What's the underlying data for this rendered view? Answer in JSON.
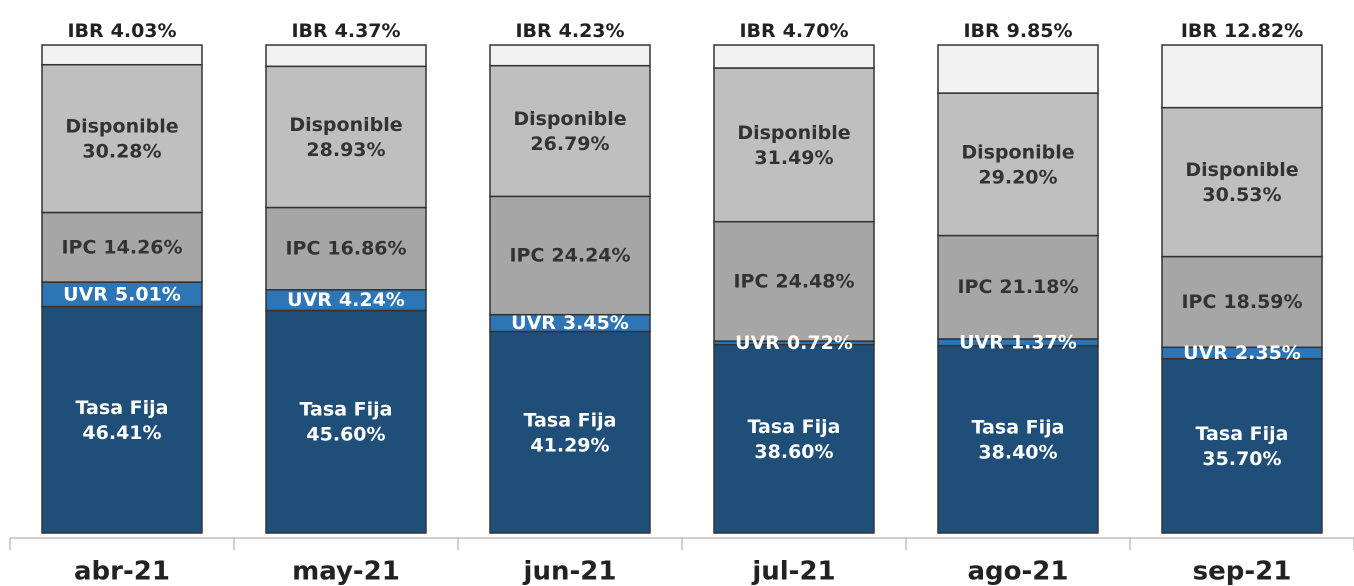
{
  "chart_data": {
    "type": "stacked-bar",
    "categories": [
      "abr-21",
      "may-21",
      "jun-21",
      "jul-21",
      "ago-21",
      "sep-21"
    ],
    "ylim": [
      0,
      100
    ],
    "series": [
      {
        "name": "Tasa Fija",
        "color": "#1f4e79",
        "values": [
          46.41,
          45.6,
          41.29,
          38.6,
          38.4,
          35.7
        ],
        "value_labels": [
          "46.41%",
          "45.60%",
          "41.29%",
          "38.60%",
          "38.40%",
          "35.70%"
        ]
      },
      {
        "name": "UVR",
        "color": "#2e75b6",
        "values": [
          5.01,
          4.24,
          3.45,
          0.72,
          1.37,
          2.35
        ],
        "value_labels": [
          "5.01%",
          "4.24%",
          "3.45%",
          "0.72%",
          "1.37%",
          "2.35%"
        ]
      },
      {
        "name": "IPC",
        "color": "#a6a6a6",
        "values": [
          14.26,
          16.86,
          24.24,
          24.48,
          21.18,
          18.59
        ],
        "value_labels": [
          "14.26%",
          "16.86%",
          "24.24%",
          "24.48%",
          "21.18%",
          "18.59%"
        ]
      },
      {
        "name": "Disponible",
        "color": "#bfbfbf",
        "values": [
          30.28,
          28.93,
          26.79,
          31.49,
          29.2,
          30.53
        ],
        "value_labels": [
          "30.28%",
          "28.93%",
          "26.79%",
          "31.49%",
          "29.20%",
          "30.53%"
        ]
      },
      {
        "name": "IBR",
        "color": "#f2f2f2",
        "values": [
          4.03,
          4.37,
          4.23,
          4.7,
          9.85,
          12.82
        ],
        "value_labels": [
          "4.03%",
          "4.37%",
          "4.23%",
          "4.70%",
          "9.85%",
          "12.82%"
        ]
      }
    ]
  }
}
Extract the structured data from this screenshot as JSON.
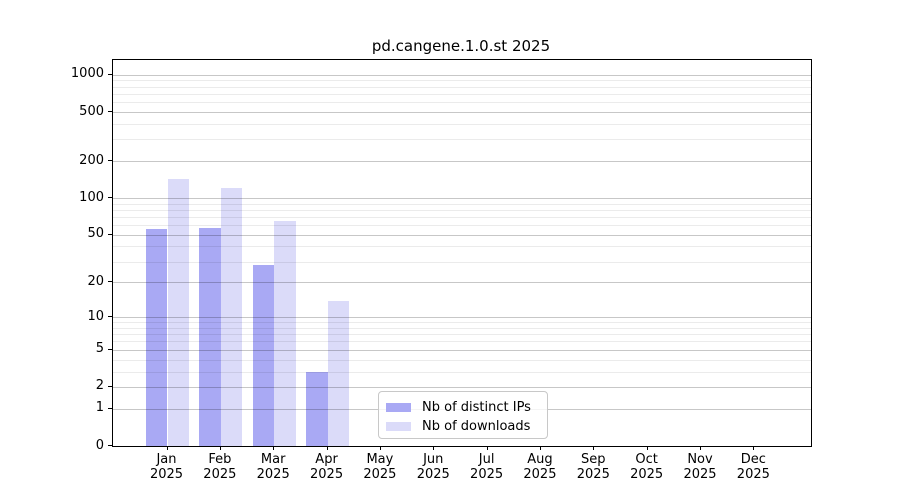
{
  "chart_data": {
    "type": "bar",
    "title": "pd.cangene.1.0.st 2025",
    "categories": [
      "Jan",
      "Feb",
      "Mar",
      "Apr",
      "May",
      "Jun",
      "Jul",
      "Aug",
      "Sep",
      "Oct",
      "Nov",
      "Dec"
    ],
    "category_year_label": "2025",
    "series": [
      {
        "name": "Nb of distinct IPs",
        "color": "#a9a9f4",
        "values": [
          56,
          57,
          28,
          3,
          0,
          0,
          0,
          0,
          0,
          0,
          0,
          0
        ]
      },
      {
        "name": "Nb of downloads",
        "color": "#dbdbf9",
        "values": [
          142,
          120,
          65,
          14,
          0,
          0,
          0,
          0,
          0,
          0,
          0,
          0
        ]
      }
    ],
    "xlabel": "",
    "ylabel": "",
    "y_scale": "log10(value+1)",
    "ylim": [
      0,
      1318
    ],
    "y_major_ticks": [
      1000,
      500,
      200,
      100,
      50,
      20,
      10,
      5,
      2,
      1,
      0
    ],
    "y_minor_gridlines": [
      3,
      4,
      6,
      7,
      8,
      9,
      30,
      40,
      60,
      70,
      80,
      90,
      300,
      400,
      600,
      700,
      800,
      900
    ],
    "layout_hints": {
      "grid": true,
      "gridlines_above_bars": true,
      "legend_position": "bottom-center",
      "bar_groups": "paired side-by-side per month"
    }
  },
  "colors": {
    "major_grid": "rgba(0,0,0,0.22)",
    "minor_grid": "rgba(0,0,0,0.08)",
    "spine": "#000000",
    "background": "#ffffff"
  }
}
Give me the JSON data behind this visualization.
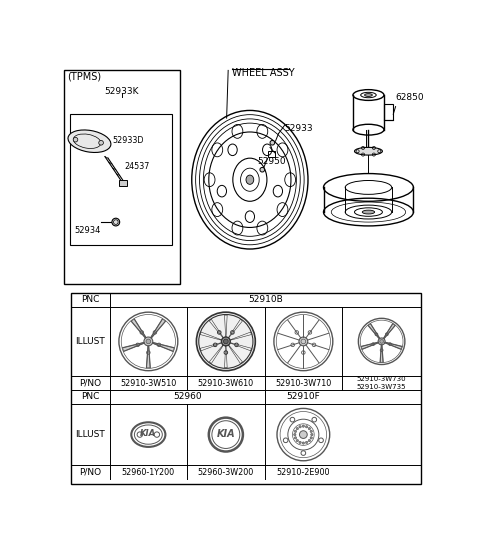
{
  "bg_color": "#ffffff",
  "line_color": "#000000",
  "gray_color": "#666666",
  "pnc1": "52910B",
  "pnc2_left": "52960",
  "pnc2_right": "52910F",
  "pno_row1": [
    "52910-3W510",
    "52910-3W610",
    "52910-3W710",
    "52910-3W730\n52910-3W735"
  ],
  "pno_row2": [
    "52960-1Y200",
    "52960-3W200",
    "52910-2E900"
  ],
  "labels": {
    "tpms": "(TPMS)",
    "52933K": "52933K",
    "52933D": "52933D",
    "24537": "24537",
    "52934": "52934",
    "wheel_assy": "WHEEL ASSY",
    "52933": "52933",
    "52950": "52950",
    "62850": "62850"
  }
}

=====

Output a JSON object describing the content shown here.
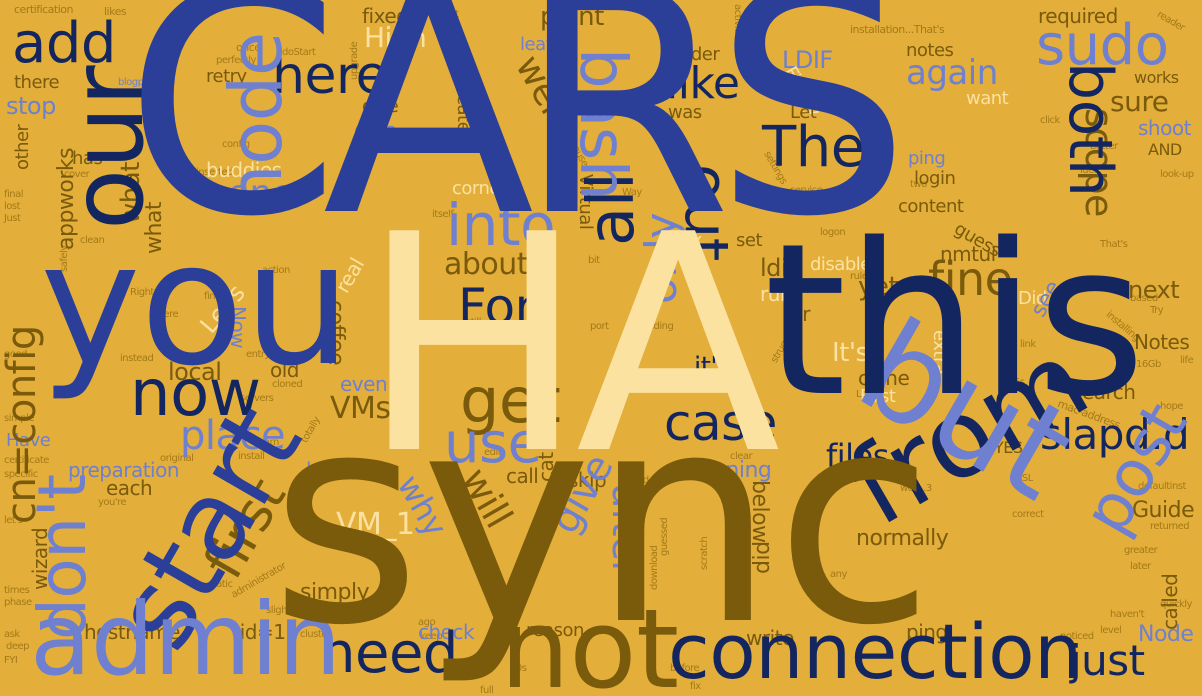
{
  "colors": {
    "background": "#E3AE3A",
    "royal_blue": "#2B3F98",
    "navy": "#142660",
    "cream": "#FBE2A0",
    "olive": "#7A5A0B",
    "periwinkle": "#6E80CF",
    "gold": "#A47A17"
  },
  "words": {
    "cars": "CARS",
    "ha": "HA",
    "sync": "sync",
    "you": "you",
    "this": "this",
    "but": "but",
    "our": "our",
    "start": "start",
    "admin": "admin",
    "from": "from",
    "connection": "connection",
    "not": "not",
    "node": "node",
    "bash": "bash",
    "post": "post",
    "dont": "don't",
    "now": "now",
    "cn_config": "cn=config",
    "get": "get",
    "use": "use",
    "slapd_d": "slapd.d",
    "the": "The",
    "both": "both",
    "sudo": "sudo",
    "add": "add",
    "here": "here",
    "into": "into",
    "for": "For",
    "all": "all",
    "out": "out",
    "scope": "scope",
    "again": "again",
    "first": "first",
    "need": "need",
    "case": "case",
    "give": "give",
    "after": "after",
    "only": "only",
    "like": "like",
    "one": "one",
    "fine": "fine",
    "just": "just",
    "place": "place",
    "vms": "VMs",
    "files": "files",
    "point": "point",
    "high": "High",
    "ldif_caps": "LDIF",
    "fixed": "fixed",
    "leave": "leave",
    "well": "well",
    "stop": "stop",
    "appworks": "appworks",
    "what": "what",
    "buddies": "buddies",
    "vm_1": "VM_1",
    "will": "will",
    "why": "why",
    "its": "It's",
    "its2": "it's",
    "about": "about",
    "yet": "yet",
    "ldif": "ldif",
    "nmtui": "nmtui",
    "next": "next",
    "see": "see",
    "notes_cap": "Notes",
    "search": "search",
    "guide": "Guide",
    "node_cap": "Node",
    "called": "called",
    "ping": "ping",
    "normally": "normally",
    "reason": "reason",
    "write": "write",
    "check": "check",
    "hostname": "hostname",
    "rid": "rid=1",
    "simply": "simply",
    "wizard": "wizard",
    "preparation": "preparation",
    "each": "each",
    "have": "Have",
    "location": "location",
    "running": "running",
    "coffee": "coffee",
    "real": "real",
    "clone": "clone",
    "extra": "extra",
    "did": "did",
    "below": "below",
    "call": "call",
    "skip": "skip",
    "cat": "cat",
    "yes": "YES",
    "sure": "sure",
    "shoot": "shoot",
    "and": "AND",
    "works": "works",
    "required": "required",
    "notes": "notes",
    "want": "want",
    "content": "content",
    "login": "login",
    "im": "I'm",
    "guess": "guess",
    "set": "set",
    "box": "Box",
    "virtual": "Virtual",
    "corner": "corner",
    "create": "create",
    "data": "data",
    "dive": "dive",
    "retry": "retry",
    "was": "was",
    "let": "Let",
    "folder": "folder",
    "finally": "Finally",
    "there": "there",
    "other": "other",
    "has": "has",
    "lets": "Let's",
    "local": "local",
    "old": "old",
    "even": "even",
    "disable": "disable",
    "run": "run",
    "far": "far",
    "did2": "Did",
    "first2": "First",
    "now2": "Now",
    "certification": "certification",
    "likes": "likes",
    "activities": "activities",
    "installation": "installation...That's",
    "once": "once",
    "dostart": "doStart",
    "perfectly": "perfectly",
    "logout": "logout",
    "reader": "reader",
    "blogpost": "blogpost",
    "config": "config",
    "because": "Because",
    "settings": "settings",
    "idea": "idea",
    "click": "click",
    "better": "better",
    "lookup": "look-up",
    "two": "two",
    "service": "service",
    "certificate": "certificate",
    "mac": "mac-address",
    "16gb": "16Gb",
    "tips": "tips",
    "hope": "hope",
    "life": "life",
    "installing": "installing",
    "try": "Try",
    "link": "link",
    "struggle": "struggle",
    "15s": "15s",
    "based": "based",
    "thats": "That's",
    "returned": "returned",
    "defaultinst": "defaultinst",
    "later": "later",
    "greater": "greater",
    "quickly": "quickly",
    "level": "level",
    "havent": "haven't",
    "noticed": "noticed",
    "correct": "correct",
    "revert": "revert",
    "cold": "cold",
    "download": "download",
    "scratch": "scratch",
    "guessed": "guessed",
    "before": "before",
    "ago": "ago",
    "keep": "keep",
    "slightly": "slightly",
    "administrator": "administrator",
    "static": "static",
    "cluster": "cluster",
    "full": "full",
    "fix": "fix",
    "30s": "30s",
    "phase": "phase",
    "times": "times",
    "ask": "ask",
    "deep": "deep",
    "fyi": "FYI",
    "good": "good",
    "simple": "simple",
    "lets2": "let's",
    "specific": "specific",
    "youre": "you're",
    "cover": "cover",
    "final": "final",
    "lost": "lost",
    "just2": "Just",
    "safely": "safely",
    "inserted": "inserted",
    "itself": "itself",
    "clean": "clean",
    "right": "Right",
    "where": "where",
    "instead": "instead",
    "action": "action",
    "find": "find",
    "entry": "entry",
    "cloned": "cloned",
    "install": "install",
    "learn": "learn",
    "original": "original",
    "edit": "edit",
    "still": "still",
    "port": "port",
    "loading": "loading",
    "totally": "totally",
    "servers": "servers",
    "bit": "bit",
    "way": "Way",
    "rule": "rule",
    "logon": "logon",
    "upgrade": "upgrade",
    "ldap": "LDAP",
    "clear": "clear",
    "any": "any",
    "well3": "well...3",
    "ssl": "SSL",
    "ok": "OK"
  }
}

=====

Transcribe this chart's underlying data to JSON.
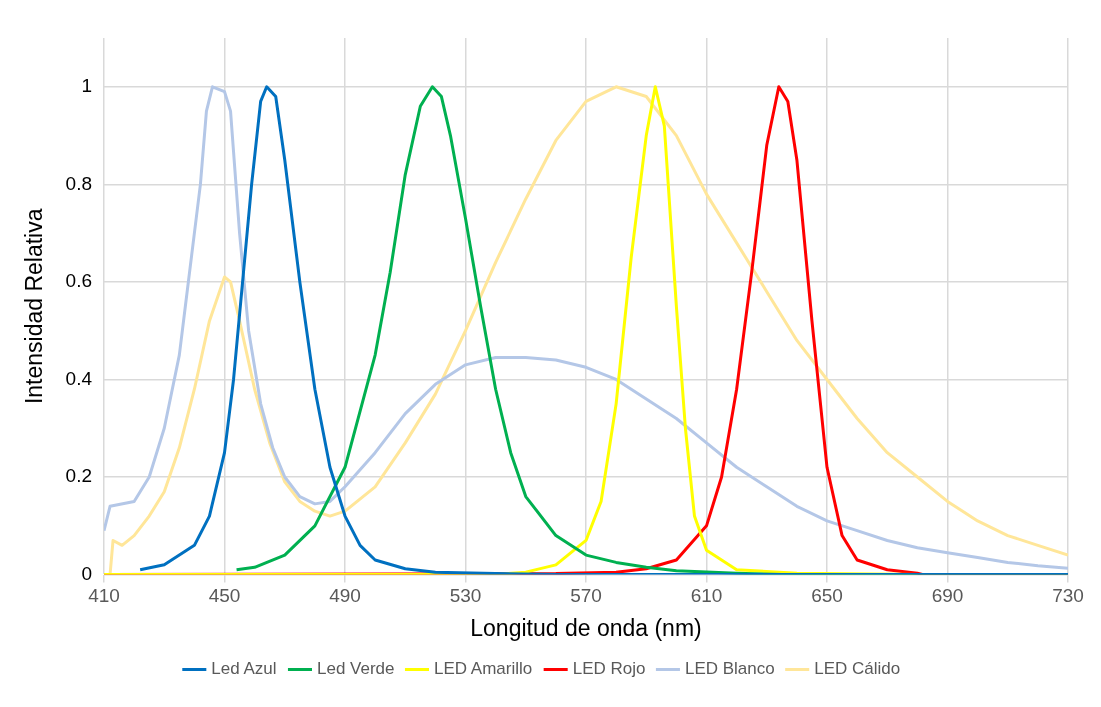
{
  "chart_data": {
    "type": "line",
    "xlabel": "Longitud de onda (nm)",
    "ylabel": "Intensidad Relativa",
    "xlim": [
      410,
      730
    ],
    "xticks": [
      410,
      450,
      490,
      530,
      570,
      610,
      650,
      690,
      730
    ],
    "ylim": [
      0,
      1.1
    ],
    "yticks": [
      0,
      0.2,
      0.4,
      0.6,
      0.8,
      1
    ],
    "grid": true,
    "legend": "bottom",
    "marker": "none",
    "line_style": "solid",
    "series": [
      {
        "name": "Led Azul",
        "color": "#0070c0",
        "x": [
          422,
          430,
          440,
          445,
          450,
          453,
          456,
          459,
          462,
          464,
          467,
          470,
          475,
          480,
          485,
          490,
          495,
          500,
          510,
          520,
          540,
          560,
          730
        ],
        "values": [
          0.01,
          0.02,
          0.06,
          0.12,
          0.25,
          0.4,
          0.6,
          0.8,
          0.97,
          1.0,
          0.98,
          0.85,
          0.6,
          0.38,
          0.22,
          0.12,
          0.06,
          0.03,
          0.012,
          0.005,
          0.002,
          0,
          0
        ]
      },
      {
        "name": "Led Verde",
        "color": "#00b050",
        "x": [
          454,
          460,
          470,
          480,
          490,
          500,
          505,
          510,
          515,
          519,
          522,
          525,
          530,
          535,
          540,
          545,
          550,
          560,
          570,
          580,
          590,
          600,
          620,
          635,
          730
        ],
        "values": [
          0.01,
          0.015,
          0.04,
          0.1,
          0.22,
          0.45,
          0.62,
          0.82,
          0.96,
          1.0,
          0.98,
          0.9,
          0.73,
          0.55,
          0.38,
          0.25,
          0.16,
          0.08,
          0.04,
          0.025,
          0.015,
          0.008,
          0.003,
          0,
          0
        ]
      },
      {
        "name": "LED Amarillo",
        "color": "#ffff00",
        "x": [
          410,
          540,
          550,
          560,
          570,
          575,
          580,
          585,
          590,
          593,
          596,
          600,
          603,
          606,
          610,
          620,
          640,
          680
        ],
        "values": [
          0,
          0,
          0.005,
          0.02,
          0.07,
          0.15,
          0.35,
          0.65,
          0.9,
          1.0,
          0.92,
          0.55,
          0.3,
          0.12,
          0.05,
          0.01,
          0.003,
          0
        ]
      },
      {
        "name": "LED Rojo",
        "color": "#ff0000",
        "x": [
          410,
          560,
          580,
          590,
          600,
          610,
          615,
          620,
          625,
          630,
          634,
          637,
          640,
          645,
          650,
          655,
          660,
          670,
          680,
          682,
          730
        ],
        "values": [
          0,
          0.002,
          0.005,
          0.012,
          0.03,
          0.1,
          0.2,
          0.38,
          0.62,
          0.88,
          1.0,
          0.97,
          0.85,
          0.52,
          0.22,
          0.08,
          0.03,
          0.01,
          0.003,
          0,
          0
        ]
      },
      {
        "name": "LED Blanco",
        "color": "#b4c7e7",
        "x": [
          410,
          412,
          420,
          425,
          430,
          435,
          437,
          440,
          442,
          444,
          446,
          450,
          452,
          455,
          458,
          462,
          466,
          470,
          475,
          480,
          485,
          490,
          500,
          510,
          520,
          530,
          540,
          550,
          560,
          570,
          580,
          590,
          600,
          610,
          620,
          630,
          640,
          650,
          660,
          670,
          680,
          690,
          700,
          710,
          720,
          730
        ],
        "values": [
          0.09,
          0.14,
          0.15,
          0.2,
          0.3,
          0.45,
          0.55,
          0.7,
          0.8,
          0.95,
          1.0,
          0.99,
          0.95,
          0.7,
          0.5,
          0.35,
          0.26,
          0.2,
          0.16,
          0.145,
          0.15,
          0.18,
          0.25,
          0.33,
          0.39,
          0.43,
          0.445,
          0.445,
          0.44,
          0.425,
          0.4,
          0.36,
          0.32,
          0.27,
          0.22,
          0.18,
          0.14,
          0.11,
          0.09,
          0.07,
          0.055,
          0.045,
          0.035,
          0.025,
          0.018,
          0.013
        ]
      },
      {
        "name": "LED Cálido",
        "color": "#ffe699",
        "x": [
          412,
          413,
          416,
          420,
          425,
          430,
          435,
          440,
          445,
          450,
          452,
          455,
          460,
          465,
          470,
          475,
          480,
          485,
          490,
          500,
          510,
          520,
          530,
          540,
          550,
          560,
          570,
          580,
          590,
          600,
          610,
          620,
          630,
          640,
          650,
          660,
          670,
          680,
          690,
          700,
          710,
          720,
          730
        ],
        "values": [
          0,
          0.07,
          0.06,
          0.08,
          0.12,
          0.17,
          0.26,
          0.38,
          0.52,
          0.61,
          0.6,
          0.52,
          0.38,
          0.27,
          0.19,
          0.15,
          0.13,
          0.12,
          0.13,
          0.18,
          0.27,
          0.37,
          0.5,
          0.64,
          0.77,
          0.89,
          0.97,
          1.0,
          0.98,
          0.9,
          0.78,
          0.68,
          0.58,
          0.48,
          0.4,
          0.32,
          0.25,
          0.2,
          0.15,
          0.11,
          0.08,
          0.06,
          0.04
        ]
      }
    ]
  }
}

=====

Copy every line of the listing that includes the string "rgba".

Solved problem
    "major_grid": "rgba(0,0,0,0.22)",
    "minor_grid": "rgba(0,0,0,0.08)",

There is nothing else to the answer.